— START OF Task material —

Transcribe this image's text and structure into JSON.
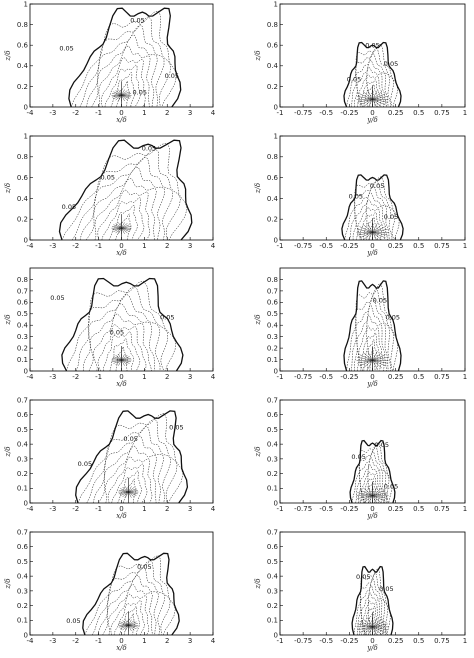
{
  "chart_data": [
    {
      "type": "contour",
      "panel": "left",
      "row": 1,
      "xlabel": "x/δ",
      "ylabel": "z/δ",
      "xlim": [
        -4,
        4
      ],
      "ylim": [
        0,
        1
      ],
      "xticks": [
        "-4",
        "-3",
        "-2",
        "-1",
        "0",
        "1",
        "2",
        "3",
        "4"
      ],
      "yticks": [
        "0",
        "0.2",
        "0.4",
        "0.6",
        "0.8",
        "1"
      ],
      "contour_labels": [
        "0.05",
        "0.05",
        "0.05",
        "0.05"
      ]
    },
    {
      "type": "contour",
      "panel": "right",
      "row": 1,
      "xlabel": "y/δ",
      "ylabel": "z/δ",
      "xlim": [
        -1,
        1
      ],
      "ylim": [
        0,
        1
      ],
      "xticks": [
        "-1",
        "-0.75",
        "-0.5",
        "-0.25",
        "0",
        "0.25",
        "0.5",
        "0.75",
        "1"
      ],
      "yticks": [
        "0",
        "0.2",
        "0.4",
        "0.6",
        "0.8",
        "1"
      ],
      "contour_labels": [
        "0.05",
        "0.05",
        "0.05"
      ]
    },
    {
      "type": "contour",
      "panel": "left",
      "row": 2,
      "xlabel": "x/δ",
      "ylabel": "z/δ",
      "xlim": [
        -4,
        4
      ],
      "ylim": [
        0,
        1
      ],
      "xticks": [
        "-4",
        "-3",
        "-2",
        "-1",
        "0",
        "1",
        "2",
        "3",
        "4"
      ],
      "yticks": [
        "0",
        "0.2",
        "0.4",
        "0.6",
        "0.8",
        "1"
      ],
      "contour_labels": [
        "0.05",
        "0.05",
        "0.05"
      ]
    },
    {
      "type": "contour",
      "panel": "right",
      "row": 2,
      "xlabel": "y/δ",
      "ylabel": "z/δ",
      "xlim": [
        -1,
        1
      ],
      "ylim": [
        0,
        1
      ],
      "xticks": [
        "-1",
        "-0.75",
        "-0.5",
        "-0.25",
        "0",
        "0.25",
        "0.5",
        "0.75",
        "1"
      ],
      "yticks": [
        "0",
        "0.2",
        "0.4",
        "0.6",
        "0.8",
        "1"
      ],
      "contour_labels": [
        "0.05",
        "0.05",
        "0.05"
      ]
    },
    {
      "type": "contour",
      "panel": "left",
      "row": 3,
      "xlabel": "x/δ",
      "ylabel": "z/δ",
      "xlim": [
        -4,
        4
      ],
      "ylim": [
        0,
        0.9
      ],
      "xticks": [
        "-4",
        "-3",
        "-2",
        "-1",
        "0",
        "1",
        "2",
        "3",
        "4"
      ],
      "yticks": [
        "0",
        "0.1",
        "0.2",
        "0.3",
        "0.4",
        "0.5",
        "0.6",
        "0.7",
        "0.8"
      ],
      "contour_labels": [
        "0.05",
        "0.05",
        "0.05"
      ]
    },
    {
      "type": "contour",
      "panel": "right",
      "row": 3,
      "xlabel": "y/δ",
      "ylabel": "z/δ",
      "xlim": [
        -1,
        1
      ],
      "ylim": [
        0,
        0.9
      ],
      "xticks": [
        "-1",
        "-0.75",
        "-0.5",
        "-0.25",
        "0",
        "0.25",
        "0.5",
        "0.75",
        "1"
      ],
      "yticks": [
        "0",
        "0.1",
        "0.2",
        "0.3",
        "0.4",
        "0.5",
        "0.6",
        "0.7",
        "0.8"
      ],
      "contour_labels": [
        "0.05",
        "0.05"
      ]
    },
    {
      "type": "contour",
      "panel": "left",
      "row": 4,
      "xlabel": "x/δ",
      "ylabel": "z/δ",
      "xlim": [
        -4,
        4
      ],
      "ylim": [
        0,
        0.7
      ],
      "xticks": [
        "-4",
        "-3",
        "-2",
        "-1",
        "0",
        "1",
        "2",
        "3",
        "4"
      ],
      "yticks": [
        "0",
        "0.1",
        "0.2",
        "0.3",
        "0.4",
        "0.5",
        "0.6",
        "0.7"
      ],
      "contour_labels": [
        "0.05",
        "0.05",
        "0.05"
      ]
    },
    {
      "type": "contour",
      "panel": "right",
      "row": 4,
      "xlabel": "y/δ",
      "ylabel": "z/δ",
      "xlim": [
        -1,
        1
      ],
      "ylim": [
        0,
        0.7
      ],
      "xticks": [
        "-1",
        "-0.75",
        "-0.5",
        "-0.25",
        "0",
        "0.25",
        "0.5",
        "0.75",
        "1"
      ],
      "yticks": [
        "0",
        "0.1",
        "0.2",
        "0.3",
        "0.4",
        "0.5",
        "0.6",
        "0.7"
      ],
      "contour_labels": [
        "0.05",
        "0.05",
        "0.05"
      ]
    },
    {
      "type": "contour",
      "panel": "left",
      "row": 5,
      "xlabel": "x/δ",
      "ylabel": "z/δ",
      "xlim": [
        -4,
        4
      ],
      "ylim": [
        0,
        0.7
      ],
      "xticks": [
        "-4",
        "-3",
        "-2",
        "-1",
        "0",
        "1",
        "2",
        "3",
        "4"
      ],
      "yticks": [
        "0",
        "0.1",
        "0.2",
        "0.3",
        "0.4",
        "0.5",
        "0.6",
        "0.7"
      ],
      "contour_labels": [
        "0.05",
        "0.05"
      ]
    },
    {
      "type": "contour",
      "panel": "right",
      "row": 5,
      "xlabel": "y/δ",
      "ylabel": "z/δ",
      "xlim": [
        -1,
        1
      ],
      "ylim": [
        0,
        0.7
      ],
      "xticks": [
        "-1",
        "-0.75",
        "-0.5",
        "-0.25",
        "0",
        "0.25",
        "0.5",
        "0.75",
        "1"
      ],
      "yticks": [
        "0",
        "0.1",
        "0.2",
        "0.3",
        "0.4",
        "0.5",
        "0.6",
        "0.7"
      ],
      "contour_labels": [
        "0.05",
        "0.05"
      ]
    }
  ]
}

— END OF Task material —

== Short problem ==
Reproduce the whole listing exactly, but not the images in it.

== Answer in full ==
Transcribe this image's text and structure into JSON.
{
  "chart_data": [
    {
      "type": "contour",
      "panel": "left",
      "row": 1,
      "xlabel": "x/δ",
      "ylabel": "z/δ",
      "xlim": [
        -4,
        4
      ],
      "ylim": [
        0,
        1
      ],
      "xticks": [
        "-4",
        "-3",
        "-2",
        "-1",
        "0",
        "1",
        "2",
        "3",
        "4"
      ],
      "yticks": [
        "0",
        "0.2",
        "0.4",
        "0.6",
        "0.8",
        "1"
      ],
      "contour_labels": [
        "0.05",
        "0.05",
        "0.05",
        "0.05"
      ]
    },
    {
      "type": "contour",
      "panel": "right",
      "row": 1,
      "xlabel": "y/δ",
      "ylabel": "z/δ",
      "xlim": [
        -1,
        1
      ],
      "ylim": [
        0,
        1
      ],
      "xticks": [
        "-1",
        "-0.75",
        "-0.5",
        "-0.25",
        "0",
        "0.25",
        "0.5",
        "0.75",
        "1"
      ],
      "yticks": [
        "0",
        "0.2",
        "0.4",
        "0.6",
        "0.8",
        "1"
      ],
      "contour_labels": [
        "0.05",
        "0.05",
        "0.05"
      ]
    },
    {
      "type": "contour",
      "panel": "left",
      "row": 2,
      "xlabel": "x/δ",
      "ylabel": "z/δ",
      "xlim": [
        -4,
        4
      ],
      "ylim": [
        0,
        1
      ],
      "xticks": [
        "-4",
        "-3",
        "-2",
        "-1",
        "0",
        "1",
        "2",
        "3",
        "4"
      ],
      "yticks": [
        "0",
        "0.2",
        "0.4",
        "0.6",
        "0.8",
        "1"
      ],
      "contour_labels": [
        "0.05",
        "0.05",
        "0.05"
      ]
    },
    {
      "type": "contour",
      "panel": "right",
      "row": 2,
      "xlabel": "y/δ",
      "ylabel": "z/δ",
      "xlim": [
        -1,
        1
      ],
      "ylim": [
        0,
        1
      ],
      "xticks": [
        "-1",
        "-0.75",
        "-0.5",
        "-0.25",
        "0",
        "0.25",
        "0.5",
        "0.75",
        "1"
      ],
      "yticks": [
        "0",
        "0.2",
        "0.4",
        "0.6",
        "0.8",
        "1"
      ],
      "contour_labels": [
        "0.05",
        "0.05",
        "0.05"
      ]
    },
    {
      "type": "contour",
      "panel": "left",
      "row": 3,
      "xlabel": "x/δ",
      "ylabel": "z/δ",
      "xlim": [
        -4,
        4
      ],
      "ylim": [
        0,
        0.9
      ],
      "xticks": [
        "-4",
        "-3",
        "-2",
        "-1",
        "0",
        "1",
        "2",
        "3",
        "4"
      ],
      "yticks": [
        "0",
        "0.1",
        "0.2",
        "0.3",
        "0.4",
        "0.5",
        "0.6",
        "0.7",
        "0.8"
      ],
      "contour_labels": [
        "0.05",
        "0.05",
        "0.05"
      ]
    },
    {
      "type": "contour",
      "panel": "right",
      "row": 3,
      "xlabel": "y/δ",
      "ylabel": "z/δ",
      "xlim": [
        -1,
        1
      ],
      "ylim": [
        0,
        0.9
      ],
      "xticks": [
        "-1",
        "-0.75",
        "-0.5",
        "-0.25",
        "0",
        "0.25",
        "0.5",
        "0.75",
        "1"
      ],
      "yticks": [
        "0",
        "0.1",
        "0.2",
        "0.3",
        "0.4",
        "0.5",
        "0.6",
        "0.7",
        "0.8"
      ],
      "contour_labels": [
        "0.05",
        "0.05"
      ]
    },
    {
      "type": "contour",
      "panel": "left",
      "row": 4,
      "xlabel": "x/δ",
      "ylabel": "z/δ",
      "xlim": [
        -4,
        4
      ],
      "ylim": [
        0,
        0.7
      ],
      "xticks": [
        "-4",
        "-3",
        "-2",
        "-1",
        "0",
        "1",
        "2",
        "3",
        "4"
      ],
      "yticks": [
        "0",
        "0.1",
        "0.2",
        "0.3",
        "0.4",
        "0.5",
        "0.6",
        "0.7"
      ],
      "contour_labels": [
        "0.05",
        "0.05",
        "0.05"
      ]
    },
    {
      "type": "contour",
      "panel": "right",
      "row": 4,
      "xlabel": "y/δ",
      "ylabel": "z/δ",
      "xlim": [
        -1,
        1
      ],
      "ylim": [
        0,
        0.7
      ],
      "xticks": [
        "-1",
        "-0.75",
        "-0.5",
        "-0.25",
        "0",
        "0.25",
        "0.5",
        "0.75",
        "1"
      ],
      "yticks": [
        "0",
        "0.1",
        "0.2",
        "0.3",
        "0.4",
        "0.5",
        "0.6",
        "0.7"
      ],
      "contour_labels": [
        "0.05",
        "0.05",
        "0.05"
      ]
    },
    {
      "type": "contour",
      "panel": "left",
      "row": 5,
      "xlabel": "x/δ",
      "ylabel": "z/δ",
      "xlim": [
        -4,
        4
      ],
      "ylim": [
        0,
        0.7
      ],
      "xticks": [
        "-4",
        "-3",
        "-2",
        "-1",
        "0",
        "1",
        "2",
        "3",
        "4"
      ],
      "yticks": [
        "0",
        "0.1",
        "0.2",
        "0.3",
        "0.4",
        "0.5",
        "0.6",
        "0.7"
      ],
      "contour_labels": [
        "0.05",
        "0.05"
      ]
    },
    {
      "type": "contour",
      "panel": "right",
      "row": 5,
      "xlabel": "y/δ",
      "ylabel": "z/δ",
      "xlim": [
        -1,
        1
      ],
      "ylim": [
        0,
        0.7
      ],
      "xticks": [
        "-1",
        "-0.75",
        "-0.5",
        "-0.25",
        "0",
        "0.25",
        "0.5",
        "0.75",
        "1"
      ],
      "yticks": [
        "0",
        "0.1",
        "0.2",
        "0.3",
        "0.4",
        "0.5",
        "0.6",
        "0.7"
      ],
      "contour_labels": [
        "0.05",
        "0.05"
      ]
    }
  ]
}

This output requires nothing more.